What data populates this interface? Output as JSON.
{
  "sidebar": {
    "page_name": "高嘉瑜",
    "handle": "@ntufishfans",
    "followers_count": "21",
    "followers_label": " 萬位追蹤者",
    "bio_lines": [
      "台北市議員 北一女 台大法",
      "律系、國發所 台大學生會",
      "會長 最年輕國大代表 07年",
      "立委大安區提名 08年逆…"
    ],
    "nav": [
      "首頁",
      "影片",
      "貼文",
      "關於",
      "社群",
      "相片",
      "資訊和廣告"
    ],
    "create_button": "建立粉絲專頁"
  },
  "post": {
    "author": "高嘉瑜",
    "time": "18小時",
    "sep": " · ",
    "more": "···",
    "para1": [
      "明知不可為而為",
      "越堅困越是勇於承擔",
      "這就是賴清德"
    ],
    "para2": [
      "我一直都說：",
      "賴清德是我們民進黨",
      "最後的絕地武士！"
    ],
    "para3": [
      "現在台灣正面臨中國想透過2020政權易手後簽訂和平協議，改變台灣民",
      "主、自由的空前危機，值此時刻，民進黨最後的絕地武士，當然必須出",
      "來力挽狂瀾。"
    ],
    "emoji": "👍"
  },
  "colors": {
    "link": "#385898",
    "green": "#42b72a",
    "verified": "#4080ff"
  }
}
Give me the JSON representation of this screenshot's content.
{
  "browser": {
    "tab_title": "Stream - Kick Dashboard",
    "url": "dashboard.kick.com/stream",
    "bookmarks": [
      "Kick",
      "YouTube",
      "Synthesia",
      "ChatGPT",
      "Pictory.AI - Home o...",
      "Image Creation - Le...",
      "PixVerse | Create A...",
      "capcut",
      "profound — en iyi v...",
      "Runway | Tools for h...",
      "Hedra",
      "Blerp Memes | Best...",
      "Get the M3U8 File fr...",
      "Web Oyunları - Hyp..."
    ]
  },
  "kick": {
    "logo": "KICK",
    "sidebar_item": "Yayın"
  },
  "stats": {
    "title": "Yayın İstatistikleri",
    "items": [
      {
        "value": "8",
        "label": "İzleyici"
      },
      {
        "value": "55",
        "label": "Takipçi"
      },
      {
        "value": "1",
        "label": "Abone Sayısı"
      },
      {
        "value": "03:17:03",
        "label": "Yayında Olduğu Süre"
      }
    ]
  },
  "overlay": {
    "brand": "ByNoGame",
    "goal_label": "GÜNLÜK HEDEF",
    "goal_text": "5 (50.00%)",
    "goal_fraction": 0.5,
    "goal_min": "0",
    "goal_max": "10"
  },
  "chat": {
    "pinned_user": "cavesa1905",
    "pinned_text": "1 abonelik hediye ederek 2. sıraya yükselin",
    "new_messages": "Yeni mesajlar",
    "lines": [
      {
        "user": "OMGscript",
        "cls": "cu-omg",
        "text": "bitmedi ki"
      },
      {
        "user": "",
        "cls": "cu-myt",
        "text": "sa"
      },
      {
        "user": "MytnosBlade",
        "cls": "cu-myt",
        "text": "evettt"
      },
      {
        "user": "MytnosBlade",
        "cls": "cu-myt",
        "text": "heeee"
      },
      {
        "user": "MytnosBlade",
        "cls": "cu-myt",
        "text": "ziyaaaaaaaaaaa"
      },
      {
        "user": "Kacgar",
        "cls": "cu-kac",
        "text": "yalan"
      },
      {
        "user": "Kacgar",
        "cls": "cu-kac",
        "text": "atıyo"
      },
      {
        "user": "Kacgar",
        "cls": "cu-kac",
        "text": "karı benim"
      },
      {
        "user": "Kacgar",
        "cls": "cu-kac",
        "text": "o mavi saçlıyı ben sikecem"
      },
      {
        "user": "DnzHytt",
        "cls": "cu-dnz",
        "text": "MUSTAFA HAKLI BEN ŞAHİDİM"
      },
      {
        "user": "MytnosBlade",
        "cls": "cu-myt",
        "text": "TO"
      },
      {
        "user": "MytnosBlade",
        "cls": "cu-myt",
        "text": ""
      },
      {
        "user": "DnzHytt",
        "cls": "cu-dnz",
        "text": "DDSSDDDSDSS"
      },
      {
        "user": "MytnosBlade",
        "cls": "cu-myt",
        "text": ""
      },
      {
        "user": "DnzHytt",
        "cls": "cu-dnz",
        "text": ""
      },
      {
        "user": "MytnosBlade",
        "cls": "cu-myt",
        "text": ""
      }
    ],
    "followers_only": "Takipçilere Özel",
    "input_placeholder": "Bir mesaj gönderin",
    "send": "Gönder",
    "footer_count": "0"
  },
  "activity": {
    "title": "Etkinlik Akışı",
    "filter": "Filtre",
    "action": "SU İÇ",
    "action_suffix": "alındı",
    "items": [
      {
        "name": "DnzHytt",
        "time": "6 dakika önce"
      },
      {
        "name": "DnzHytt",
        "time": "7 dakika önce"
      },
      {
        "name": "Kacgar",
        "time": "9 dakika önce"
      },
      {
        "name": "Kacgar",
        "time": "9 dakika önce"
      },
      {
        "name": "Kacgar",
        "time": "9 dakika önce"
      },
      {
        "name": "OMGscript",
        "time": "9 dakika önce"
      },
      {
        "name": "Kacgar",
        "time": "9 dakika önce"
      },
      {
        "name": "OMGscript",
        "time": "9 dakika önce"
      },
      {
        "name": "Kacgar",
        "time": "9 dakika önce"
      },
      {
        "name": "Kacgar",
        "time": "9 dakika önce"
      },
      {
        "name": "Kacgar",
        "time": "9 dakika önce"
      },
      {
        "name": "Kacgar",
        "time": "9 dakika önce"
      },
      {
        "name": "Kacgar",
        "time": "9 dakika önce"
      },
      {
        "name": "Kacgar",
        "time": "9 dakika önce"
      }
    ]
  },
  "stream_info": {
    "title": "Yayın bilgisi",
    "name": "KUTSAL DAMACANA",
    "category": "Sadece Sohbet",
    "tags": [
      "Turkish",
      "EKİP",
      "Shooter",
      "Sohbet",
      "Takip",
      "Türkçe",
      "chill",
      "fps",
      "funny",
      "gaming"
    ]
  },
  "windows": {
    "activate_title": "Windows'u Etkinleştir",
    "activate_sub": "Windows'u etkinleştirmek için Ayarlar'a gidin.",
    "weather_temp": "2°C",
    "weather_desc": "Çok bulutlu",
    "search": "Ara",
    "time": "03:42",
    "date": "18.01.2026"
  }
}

What is expected:
Copy out the whole listing exactly.

Result of this task:
What data populates this interface? Output as JSON.
{
  "sidebar": {
    "page_name": "高嘉瑜",
    "handle": "@ntufishfans",
    "followers_count": "21",
    "followers_label": " 萬位追蹤者",
    "bio_lines": [
      "台北市議員 北一女 台大法",
      "律系、國發所 台大學生會",
      "會長 最年輕國大代表 07年",
      "立委大安區提名 08年逆…"
    ],
    "nav": [
      "首頁",
      "影片",
      "貼文",
      "關於",
      "社群",
      "相片",
      "資訊和廣告"
    ],
    "create_button": "建立粉絲專頁"
  },
  "post": {
    "author": "高嘉瑜",
    "time": "18小時",
    "sep": " · ",
    "more": "···",
    "para1": [
      "明知不可為而為",
      "越堅困越是勇於承擔",
      "這就是賴清德"
    ],
    "para2": [
      "我一直都說：",
      "賴清德是我們民進黨",
      "最後的絕地武士！"
    ],
    "para3": [
      "現在台灣正面臨中國想透過2020政權易手後簽訂和平協議，改變台灣民",
      "主、自由的空前危機，值此時刻，民進黨最後的絕地武士，當然必須出",
      "來力挽狂瀾。"
    ],
    "emoji": "👍"
  },
  "colors": {
    "link": "#385898",
    "green": "#42b72a",
    "verified": "#4080ff"
  }
}
Give me the JSON representation of this screenshot's content.
{
  "browser": {
    "tab_title": "Stream - Kick Dashboard",
    "url": "dashboard.kick.com/stream",
    "bookmarks": [
      "Kick",
      "YouTube",
      "Synthesia",
      "ChatGPT",
      "Pictory.AI - Home o...",
      "Image Creation - Le...",
      "PixVerse | Create A...",
      "capcut",
      "profound — en iyi v...",
      "Runway | Tools for h...",
      "Hedra",
      "Blerp Memes | Best...",
      "Get the M3U8 File fr...",
      "Web Oyunları - Hyp..."
    ]
  },
  "kick": {
    "logo": "KICK",
    "sidebar_item": "Yayın"
  },
  "stats": {
    "title": "Yayın İstatistikleri",
    "items": [
      {
        "value": "8",
        "label": "İzleyici"
      },
      {
        "value": "55",
        "label": "Takipçi"
      },
      {
        "value": "1",
        "label": "Abone Sayısı"
      },
      {
        "value": "03:17:03",
        "label": "Yayında Olduğu Süre"
      }
    ]
  },
  "overlay": {
    "brand": "ByNoGame",
    "goal_label": "GÜNLÜK HEDEF",
    "goal_text": "5 (50.00%)",
    "goal_fraction": 0.5,
    "goal_min": "0",
    "goal_max": "10"
  },
  "chat": {
    "pinned_user": "cavesa1905",
    "pinned_text": "1 abonelik hediye ederek 2. sıraya yükselin",
    "new_messages": "Yeni mesajlar",
    "lines": [
      {
        "user": "OMGscript",
        "cls": "cu-omg",
        "text": "bitmedi ki"
      },
      {
        "user": "",
        "cls": "cu-myt",
        "text": "sa"
      },
      {
        "user": "MytnosBlade",
        "cls": "cu-myt",
        "text": "evettt"
      },
      {
        "user": "MytnosBlade",
        "cls": "cu-myt",
        "text": "heeee"
      },
      {
        "user": "MytnosBlade",
        "cls": "cu-myt",
        "text": "ziyaaaaaaaaaaa"
      },
      {
        "user": "Kacgar",
        "cls": "cu-kac",
        "text": "yalan"
      },
      {
        "user": "Kacgar",
        "cls": "cu-kac",
        "text": "atıyo"
      },
      {
        "user": "Kacgar",
        "cls": "cu-kac",
        "text": "karı benim"
      },
      {
        "user": "Kacgar",
        "cls": "cu-kac",
        "text": "o mavi saçlıyı ben sikecem"
      },
      {
        "user": "DnzHytt",
        "cls": "cu-dnz",
        "text": "MUSTAFA HAKLI BEN ŞAHİDİM"
      },
      {
        "user": "MytnosBlade",
        "cls": "cu-myt",
        "text": "TO"
      },
      {
        "user": "MytnosBlade",
        "cls": "cu-myt",
        "text": ""
      },
      {
        "user": "DnzHytt",
        "cls": "cu-dnz",
        "text": "DDSSDDDSDSS"
      },
      {
        "user": "MytnosBlade",
        "cls": "cu-myt",
        "text": ""
      },
      {
        "user": "DnzHytt",
        "cls": "cu-dnz",
        "text": ""
      },
      {
        "user": "MytnosBlade",
        "cls": "cu-myt",
        "text": ""
      }
    ],
    "followers_only": "Takipçilere Özel",
    "input_placeholder": "Bir mesaj gönderin",
    "send": "Gönder",
    "footer_count": "0"
  },
  "activity": {
    "title": "Etkinlik Akışı",
    "filter": "Filtre",
    "action": "SU İÇ",
    "action_suffix": "alındı",
    "items": [
      {
        "name": "DnzHytt",
        "time": "6 dakika önce"
      },
      {
        "name": "DnzHytt",
        "time": "7 dakika önce"
      },
      {
        "name": "Kacgar",
        "time": "9 dakika önce"
      },
      {
        "name": "Kacgar",
        "time": "9 dakika önce"
      },
      {
        "name": "Kacgar",
        "time": "9 dakika önce"
      },
      {
        "name": "OMGscript",
        "time": "9 dakika önce"
      },
      {
        "name": "Kacgar",
        "time": "9 dakika önce"
      },
      {
        "name": "OMGscript",
        "time": "9 dakika önce"
      },
      {
        "name": "Kacgar",
        "time": "9 dakika önce"
      },
      {
        "name": "Kacgar",
        "time": "9 dakika önce"
      },
      {
        "name": "Kacgar",
        "time": "9 dakika önce"
      },
      {
        "name": "Kacgar",
        "time": "9 dakika önce"
      },
      {
        "name": "Kacgar",
        "time": "9 dakika önce"
      },
      {
        "name": "Kacgar",
        "time": "9 dakika önce"
      }
    ]
  },
  "stream_info": {
    "title": "Yayın bilgisi",
    "name": "KUTSAL DAMACANA",
    "category": "Sadece Sohbet",
    "tags": [
      "Turkish",
      "EKİP",
      "Shooter",
      "Sohbet",
      "Takip",
      "Türkçe",
      "chill",
      "fps",
      "funny",
      "gaming"
    ]
  },
  "windows": {
    "activate_title": "Windows'u Etkinleştir",
    "activate_sub": "Windows'u etkinleştirmek için Ayarlar'a gidin.",
    "weather_temp": "2°C",
    "weather_desc": "Çok bulutlu",
    "search": "Ara",
    "time": "03:42",
    "date": "18.01.2026"
  }
}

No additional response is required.